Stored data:
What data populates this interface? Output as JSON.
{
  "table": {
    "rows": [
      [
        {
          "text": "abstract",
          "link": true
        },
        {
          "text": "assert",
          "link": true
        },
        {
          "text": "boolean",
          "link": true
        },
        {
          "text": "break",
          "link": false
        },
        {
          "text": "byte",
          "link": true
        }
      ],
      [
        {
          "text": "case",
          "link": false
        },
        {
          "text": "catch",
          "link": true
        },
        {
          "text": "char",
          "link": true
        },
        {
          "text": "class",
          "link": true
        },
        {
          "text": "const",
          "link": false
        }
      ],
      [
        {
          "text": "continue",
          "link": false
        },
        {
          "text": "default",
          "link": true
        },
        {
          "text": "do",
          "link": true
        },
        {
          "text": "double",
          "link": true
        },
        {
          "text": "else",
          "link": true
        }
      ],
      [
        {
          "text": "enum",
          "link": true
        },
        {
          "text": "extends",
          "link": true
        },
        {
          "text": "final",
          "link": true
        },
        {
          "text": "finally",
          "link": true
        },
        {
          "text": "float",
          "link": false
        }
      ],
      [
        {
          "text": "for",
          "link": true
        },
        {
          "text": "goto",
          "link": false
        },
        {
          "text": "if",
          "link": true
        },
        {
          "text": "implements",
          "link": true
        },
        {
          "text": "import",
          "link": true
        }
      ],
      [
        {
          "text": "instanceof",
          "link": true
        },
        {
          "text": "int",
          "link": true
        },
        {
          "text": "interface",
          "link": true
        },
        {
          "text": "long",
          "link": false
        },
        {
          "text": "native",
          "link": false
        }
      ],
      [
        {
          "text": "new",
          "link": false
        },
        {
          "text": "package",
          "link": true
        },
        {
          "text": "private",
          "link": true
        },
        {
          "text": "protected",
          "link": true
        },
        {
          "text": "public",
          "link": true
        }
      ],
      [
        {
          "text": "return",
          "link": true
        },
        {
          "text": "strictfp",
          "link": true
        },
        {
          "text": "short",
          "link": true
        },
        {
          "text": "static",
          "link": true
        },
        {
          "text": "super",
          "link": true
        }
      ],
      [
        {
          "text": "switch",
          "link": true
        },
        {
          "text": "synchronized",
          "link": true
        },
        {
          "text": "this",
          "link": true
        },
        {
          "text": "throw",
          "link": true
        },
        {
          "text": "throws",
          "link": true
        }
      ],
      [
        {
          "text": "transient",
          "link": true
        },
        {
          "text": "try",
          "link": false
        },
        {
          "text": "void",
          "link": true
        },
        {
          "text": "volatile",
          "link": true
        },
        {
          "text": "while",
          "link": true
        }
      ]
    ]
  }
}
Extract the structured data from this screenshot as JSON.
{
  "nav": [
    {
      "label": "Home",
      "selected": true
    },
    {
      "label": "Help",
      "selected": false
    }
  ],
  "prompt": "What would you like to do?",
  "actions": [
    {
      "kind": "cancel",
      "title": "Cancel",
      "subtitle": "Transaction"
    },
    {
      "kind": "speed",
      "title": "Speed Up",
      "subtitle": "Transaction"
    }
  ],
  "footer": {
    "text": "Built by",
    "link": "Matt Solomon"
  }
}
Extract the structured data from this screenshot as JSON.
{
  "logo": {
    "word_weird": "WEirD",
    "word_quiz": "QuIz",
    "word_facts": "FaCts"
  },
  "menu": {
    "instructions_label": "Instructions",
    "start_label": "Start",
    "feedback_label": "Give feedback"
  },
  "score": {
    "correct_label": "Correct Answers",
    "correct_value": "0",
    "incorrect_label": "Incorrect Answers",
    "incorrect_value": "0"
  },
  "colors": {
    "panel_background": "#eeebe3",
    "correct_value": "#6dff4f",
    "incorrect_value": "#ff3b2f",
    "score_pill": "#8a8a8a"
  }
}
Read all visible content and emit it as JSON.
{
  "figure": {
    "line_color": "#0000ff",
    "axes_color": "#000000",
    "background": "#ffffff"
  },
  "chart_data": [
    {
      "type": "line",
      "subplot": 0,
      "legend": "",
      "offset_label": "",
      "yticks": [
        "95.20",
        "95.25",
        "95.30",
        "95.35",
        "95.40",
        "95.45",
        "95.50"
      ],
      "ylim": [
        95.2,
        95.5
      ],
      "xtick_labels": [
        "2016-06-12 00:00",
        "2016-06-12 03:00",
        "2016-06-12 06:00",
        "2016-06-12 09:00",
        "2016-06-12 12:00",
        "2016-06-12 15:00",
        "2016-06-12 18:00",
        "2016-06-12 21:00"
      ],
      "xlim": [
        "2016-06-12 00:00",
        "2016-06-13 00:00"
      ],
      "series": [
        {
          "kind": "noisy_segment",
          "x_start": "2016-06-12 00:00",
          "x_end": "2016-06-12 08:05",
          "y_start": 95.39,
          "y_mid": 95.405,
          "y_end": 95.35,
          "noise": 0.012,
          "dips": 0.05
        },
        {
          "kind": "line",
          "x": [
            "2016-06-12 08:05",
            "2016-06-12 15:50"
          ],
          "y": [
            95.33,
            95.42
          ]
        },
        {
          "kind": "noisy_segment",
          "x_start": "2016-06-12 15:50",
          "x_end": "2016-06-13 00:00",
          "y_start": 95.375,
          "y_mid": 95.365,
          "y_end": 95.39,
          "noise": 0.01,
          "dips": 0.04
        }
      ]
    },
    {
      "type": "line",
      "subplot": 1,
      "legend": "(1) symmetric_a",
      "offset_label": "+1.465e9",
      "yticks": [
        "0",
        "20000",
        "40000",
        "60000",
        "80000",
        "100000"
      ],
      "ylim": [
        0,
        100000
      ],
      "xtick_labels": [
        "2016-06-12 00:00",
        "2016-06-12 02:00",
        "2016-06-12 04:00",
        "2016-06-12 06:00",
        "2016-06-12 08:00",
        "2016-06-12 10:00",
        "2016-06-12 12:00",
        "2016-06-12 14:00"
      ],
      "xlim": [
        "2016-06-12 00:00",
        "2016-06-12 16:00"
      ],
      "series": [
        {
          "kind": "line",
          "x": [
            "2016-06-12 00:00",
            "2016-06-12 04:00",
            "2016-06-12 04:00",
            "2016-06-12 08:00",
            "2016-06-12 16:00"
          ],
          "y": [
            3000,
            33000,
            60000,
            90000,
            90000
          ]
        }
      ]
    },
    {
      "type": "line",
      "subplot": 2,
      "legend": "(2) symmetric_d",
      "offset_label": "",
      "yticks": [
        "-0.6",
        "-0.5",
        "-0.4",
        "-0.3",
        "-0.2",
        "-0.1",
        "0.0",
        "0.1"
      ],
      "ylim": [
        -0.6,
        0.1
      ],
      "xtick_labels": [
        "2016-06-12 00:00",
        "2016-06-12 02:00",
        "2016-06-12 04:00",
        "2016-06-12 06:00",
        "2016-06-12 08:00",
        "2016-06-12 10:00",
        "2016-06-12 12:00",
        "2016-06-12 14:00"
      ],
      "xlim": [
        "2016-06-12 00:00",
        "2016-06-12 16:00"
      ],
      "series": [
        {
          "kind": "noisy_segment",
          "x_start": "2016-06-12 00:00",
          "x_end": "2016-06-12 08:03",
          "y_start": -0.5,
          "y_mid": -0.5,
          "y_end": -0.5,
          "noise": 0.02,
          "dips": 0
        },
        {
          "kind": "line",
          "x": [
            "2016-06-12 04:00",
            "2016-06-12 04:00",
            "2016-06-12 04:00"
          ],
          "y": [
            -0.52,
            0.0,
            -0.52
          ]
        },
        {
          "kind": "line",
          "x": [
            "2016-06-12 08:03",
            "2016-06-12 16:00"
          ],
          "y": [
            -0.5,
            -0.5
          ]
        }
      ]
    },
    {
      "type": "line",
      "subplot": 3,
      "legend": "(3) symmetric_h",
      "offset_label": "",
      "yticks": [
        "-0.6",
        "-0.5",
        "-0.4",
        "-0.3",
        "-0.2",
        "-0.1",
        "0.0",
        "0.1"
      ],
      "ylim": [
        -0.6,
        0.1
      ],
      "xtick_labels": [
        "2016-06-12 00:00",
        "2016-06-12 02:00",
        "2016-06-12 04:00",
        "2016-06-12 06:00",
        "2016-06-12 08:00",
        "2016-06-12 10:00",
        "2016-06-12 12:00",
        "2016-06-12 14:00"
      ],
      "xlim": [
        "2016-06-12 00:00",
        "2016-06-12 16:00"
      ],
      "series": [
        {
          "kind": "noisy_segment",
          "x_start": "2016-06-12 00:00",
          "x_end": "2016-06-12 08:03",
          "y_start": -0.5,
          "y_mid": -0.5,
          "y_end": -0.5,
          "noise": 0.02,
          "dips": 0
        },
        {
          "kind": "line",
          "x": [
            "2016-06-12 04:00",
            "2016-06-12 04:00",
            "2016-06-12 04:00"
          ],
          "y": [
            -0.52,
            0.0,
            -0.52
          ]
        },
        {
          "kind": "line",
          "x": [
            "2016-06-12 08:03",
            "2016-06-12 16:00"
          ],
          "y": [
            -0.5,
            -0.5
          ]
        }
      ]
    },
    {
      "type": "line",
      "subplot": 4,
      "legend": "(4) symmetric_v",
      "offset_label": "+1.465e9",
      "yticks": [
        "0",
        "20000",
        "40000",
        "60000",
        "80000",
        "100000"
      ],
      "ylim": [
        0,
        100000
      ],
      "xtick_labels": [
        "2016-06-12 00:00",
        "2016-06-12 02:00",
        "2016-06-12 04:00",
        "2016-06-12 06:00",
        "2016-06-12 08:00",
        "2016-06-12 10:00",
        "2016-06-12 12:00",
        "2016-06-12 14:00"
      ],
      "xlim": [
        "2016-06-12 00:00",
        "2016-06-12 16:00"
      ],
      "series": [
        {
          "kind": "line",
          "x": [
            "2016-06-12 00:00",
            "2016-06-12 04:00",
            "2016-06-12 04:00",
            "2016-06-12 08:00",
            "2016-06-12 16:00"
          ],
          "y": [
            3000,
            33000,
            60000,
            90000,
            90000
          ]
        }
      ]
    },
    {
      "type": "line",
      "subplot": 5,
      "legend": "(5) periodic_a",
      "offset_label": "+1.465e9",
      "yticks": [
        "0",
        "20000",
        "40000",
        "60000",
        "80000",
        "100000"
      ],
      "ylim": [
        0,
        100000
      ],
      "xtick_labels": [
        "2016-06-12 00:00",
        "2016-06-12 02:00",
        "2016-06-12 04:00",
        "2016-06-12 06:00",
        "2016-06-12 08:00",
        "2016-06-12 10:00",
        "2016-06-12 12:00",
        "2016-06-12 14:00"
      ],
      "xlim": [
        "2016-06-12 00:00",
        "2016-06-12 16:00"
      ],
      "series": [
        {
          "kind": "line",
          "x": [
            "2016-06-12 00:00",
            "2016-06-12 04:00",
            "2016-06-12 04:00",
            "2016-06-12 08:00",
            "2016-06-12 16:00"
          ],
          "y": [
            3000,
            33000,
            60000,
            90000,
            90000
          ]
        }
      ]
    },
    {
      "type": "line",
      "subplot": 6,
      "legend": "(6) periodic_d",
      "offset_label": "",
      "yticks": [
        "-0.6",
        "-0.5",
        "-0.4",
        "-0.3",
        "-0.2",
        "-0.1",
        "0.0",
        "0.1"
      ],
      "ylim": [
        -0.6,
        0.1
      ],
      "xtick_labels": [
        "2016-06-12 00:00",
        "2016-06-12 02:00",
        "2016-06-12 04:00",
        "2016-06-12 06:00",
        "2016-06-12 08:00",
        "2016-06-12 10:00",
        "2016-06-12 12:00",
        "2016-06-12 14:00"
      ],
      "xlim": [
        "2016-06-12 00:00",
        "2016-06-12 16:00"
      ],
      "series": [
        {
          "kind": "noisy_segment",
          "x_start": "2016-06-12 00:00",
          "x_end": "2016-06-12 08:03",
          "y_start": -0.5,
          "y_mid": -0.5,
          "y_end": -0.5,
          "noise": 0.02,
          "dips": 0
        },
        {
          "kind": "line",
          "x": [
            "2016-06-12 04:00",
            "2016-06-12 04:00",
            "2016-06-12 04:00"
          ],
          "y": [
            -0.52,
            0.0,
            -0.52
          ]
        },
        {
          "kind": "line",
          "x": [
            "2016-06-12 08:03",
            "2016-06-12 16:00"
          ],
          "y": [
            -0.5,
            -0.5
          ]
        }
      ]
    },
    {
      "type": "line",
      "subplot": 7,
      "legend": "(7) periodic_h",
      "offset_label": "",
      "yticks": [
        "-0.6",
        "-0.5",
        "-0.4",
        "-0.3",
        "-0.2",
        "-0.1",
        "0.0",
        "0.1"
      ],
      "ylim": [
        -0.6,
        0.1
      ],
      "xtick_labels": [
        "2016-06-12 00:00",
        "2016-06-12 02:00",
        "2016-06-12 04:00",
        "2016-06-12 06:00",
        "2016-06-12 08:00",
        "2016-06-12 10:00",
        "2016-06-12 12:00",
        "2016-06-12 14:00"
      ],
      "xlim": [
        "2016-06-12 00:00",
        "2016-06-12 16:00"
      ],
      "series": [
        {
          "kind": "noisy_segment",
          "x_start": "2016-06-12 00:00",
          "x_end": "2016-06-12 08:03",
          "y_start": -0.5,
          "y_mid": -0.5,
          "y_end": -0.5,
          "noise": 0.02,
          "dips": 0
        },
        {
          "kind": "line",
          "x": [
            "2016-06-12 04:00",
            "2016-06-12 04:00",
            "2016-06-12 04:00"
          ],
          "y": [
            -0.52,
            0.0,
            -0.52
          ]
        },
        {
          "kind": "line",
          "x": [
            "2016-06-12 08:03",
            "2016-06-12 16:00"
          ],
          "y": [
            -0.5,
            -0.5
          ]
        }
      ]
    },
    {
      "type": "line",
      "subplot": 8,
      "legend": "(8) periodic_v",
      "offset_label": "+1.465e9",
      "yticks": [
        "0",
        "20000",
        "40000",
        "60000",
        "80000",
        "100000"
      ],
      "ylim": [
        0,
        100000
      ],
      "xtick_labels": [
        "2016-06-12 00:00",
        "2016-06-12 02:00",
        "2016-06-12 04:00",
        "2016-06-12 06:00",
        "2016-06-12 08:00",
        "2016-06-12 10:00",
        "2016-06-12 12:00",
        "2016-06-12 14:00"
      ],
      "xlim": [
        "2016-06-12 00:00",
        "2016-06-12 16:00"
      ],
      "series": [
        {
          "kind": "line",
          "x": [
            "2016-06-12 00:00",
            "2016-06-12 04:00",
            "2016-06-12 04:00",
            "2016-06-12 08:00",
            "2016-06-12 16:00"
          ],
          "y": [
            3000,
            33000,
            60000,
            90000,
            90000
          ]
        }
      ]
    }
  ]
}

▸ **PROBLEM TO WORK ON**: Copy out each line of the entries that holds "Answers".

▸ **RESPONSE TO THIS EXERCISE**:
    "correct_label": "Correct Answers",
    "incorrect_label": "Incorrect Answers",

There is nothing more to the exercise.